[Prompt] Which lines in the material below contain the word "candidates"? Copy each of them.

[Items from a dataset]
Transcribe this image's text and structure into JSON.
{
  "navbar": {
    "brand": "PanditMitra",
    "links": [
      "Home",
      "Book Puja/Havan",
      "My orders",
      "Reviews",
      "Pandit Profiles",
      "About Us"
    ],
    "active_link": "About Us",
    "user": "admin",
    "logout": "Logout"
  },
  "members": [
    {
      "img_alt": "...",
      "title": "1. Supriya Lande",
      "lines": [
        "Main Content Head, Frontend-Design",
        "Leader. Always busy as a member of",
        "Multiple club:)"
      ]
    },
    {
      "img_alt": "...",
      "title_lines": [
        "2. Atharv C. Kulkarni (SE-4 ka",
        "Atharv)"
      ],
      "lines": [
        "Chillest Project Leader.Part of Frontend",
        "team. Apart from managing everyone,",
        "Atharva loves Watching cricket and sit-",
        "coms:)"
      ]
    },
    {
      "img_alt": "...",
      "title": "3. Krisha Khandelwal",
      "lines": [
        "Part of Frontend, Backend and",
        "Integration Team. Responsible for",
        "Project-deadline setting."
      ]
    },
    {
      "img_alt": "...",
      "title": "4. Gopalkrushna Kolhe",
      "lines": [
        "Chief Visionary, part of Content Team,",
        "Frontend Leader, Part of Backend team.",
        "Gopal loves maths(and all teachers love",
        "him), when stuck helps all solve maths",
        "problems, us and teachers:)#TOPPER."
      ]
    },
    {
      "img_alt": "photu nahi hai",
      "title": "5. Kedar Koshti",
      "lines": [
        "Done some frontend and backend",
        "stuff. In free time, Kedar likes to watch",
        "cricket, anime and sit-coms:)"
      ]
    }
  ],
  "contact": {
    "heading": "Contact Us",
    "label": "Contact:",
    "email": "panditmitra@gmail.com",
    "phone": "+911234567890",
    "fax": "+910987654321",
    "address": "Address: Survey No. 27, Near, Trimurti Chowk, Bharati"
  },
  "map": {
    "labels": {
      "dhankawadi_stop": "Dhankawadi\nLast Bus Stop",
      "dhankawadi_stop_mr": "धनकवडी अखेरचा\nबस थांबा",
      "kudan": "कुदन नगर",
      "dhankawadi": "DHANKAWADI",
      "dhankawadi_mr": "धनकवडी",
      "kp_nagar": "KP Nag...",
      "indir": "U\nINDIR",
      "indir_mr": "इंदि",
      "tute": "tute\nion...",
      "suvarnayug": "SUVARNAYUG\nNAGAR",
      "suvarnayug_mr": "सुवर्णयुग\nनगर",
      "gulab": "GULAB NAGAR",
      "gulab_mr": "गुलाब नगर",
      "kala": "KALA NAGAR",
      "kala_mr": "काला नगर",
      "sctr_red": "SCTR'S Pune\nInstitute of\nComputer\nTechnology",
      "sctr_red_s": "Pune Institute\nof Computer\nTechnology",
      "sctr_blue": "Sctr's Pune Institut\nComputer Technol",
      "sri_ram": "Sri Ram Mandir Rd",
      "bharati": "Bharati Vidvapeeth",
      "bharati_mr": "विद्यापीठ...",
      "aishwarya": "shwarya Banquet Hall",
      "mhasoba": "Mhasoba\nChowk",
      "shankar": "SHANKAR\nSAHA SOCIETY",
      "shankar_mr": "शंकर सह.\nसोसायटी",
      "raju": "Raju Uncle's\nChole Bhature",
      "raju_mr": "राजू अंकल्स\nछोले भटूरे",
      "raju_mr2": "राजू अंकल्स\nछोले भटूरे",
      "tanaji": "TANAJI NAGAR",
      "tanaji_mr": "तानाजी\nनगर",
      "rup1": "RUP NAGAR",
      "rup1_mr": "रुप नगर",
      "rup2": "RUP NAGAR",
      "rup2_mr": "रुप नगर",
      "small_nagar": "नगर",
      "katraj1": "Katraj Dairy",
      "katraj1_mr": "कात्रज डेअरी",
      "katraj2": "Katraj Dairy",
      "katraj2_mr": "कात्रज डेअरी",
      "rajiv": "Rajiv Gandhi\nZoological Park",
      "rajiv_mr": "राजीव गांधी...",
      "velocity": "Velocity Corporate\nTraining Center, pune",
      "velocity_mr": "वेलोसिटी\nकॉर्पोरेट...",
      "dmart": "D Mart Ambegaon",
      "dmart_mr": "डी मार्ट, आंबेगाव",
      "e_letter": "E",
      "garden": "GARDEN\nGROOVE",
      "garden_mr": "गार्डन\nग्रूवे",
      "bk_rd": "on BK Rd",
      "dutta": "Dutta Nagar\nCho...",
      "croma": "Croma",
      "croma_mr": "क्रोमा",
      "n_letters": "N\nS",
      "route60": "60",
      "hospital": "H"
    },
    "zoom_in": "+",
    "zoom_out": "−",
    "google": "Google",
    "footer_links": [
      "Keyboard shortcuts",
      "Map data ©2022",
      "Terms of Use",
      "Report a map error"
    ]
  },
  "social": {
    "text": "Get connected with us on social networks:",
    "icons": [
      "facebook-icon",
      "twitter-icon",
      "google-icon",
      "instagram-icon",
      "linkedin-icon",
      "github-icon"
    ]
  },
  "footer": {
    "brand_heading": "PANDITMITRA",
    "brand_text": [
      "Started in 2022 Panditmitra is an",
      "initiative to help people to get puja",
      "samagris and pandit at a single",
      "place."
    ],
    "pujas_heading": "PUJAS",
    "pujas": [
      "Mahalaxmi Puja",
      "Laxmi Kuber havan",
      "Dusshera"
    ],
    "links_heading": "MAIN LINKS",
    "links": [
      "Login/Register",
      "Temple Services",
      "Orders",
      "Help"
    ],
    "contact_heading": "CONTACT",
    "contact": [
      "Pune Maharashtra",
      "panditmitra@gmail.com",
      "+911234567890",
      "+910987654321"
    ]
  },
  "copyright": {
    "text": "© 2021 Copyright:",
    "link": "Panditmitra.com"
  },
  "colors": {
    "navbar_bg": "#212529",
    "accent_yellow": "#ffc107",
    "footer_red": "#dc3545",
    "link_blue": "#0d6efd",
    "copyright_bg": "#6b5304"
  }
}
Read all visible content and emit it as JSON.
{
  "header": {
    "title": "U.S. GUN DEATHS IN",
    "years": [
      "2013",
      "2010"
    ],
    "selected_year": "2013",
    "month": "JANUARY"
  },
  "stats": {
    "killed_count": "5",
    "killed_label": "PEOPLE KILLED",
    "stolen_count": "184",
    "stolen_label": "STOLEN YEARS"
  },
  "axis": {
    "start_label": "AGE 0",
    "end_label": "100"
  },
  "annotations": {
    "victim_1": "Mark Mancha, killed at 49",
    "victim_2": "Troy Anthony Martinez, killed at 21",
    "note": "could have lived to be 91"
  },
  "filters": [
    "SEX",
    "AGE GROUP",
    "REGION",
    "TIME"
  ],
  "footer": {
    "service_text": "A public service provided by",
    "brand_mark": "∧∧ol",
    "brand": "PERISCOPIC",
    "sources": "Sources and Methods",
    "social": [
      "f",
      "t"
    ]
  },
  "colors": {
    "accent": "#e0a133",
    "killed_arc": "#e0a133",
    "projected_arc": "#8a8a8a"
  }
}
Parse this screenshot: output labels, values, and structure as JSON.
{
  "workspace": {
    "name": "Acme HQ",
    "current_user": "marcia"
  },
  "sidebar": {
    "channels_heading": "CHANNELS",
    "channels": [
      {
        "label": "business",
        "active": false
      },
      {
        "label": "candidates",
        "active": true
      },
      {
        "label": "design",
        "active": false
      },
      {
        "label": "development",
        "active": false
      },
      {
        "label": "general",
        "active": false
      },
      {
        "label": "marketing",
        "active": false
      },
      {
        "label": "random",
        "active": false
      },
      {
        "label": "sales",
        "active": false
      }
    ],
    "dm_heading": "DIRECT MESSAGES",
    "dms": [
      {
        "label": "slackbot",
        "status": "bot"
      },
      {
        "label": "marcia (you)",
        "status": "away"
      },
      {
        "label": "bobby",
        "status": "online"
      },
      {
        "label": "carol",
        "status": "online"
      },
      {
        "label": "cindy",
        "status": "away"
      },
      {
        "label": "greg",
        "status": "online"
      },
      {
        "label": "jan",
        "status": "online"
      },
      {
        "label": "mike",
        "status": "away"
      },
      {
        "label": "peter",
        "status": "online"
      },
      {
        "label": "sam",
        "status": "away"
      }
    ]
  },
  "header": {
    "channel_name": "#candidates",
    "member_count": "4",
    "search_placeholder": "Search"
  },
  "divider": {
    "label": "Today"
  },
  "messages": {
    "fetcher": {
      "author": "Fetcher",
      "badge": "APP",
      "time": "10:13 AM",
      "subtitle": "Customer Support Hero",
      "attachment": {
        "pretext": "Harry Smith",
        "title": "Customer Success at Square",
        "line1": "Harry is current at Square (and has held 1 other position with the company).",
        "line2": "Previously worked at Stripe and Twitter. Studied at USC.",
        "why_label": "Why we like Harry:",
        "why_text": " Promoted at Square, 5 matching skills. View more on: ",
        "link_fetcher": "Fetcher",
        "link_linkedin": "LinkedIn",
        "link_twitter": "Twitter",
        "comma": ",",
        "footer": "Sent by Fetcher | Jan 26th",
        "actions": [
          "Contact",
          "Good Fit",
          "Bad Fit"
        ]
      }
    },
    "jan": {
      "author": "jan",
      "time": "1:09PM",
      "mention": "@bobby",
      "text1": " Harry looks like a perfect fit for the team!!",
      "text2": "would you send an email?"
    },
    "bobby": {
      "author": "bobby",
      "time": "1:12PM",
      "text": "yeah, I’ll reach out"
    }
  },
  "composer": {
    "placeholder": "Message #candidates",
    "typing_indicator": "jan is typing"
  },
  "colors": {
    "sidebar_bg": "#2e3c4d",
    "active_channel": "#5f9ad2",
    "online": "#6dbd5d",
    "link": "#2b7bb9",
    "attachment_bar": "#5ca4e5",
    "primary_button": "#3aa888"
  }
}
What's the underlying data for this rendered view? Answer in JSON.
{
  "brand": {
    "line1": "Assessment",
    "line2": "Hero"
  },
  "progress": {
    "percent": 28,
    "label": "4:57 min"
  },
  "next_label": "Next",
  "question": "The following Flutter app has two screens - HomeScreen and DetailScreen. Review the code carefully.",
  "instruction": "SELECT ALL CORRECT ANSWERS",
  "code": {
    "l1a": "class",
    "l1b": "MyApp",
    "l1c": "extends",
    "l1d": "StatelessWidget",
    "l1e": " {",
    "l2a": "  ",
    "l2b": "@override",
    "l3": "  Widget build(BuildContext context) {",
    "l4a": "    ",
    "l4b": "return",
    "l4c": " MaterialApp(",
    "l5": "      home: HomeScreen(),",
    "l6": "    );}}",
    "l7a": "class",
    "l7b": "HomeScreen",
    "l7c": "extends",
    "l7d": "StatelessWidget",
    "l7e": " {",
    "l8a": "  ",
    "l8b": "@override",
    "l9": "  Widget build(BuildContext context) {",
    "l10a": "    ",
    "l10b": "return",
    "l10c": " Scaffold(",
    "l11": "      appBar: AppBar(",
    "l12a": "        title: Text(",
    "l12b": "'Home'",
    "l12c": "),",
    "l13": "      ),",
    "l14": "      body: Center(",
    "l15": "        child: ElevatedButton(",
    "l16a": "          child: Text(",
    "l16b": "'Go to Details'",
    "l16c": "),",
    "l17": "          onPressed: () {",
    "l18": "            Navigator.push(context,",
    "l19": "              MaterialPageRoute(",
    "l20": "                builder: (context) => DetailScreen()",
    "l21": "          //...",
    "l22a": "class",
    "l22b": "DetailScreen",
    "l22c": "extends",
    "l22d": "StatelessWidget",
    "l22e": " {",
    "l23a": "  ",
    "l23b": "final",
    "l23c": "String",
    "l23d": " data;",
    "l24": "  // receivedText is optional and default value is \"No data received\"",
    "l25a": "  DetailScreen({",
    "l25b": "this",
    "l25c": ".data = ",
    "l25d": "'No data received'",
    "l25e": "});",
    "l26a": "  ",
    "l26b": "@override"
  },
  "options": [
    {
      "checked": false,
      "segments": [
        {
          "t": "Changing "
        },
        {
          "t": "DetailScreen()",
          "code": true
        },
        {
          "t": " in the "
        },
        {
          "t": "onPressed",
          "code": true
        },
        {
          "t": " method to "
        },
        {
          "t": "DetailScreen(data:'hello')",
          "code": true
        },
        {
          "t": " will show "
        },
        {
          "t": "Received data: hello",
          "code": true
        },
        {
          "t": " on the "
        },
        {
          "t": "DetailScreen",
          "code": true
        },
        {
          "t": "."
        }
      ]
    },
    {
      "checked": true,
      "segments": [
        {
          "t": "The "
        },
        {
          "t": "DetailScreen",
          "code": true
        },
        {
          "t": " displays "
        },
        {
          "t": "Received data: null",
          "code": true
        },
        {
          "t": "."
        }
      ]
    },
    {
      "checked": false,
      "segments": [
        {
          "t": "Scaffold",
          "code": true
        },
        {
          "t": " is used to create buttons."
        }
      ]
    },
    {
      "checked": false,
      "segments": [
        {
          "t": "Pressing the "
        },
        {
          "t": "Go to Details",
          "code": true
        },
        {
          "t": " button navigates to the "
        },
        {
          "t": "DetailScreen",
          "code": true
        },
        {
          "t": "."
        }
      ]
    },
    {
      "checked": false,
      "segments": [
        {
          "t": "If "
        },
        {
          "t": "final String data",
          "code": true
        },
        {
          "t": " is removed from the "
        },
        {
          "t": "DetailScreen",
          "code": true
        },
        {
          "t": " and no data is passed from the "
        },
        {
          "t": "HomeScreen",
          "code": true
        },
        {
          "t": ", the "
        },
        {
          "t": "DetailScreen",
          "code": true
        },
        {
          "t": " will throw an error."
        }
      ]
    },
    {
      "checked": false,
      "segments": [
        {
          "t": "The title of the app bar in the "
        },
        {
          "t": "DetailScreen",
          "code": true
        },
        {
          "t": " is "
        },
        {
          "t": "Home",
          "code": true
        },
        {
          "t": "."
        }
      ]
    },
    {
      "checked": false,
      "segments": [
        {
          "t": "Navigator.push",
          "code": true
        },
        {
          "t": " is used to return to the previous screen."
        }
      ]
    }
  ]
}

[Exercise response]
        "label": "candidates",
    "channel_name": "#candidates",
    "placeholder": "Message #candidates",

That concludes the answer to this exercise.